### What you will do
All of the lines below are to be transcribed faithfully, with pictures excluded from the copy.

Stored records:
(begin)

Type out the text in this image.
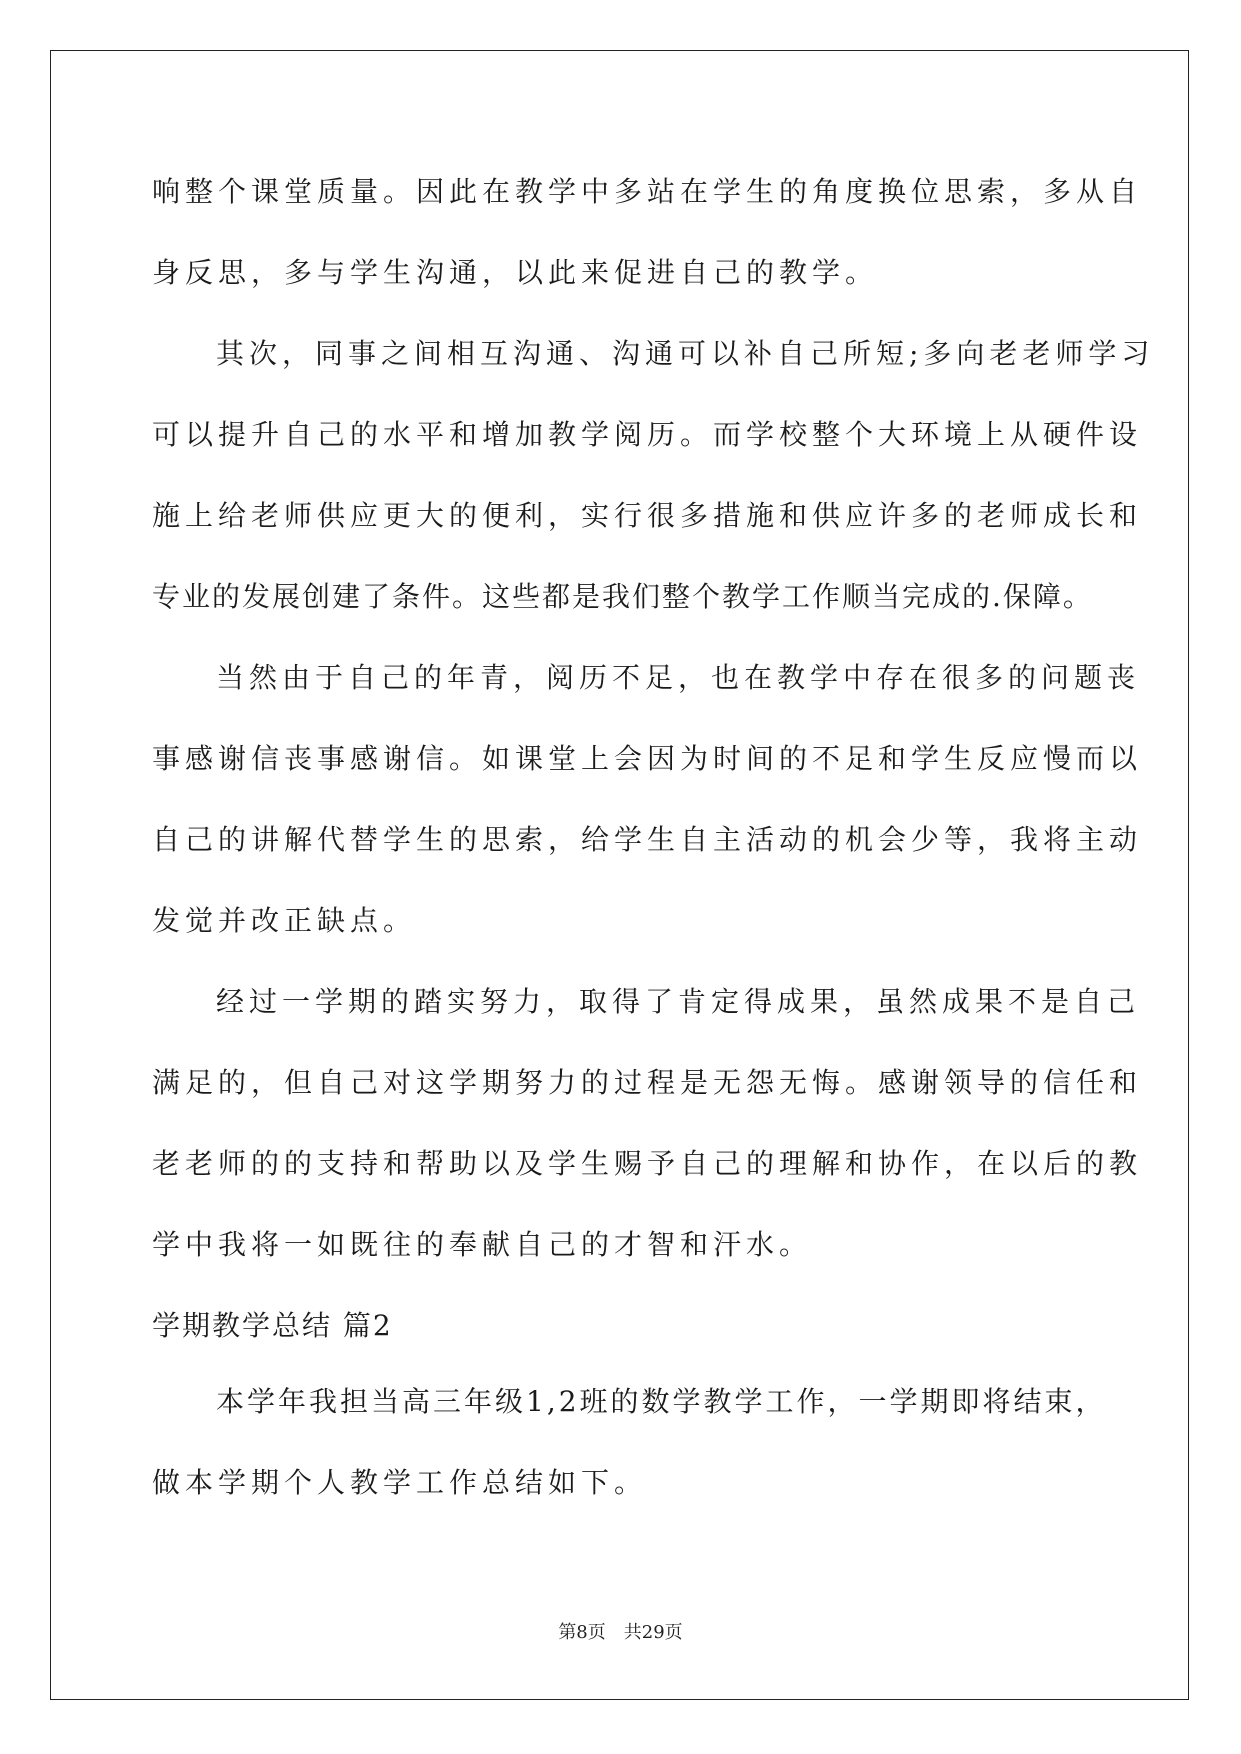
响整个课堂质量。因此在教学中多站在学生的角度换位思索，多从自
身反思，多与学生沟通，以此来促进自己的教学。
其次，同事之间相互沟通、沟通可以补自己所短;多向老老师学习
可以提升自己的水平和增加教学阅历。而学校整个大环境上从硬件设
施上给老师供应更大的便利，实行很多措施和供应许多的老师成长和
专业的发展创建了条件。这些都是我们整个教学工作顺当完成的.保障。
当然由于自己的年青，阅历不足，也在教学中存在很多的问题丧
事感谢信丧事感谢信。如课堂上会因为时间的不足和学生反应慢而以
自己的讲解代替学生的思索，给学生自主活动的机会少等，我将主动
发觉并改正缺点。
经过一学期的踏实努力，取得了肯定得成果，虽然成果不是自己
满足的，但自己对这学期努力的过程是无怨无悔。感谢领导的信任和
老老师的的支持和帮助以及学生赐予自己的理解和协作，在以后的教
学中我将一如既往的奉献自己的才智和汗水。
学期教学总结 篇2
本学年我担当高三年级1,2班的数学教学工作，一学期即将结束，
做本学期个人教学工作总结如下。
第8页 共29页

(end)

### Answer for this exercise
Type out the text in this image.
响整个课堂质量。因此在教学中多站在学生的角度换位思索，多从自
身反思，多与学生沟通，以此来促进自己的教学。
其次，同事之间相互沟通、沟通可以补自己所短;多向老老师学习
可以提升自己的水平和增加教学阅历。而学校整个大环境上从硬件设
施上给老师供应更大的便利，实行很多措施和供应许多的老师成长和
专业的发展创建了条件。这些都是我们整个教学工作顺当完成的.保障。
当然由于自己的年青，阅历不足，也在教学中存在很多的问题丧
事感谢信丧事感谢信。如课堂上会因为时间的不足和学生反应慢而以
自己的讲解代替学生的思索，给学生自主活动的机会少等，我将主动
发觉并改正缺点。
经过一学期的踏实努力，取得了肯定得成果，虽然成果不是自己
满足的，但自己对这学期努力的过程是无怨无悔。感谢领导的信任和
老老师的的支持和帮助以及学生赐予自己的理解和协作，在以后的教
学中我将一如既往的奉献自己的才智和汗水。
学期教学总结 篇2
本学年我担当高三年级1,2班的数学教学工作，一学期即将结束，
做本学期个人教学工作总结如下。
第8页 共29页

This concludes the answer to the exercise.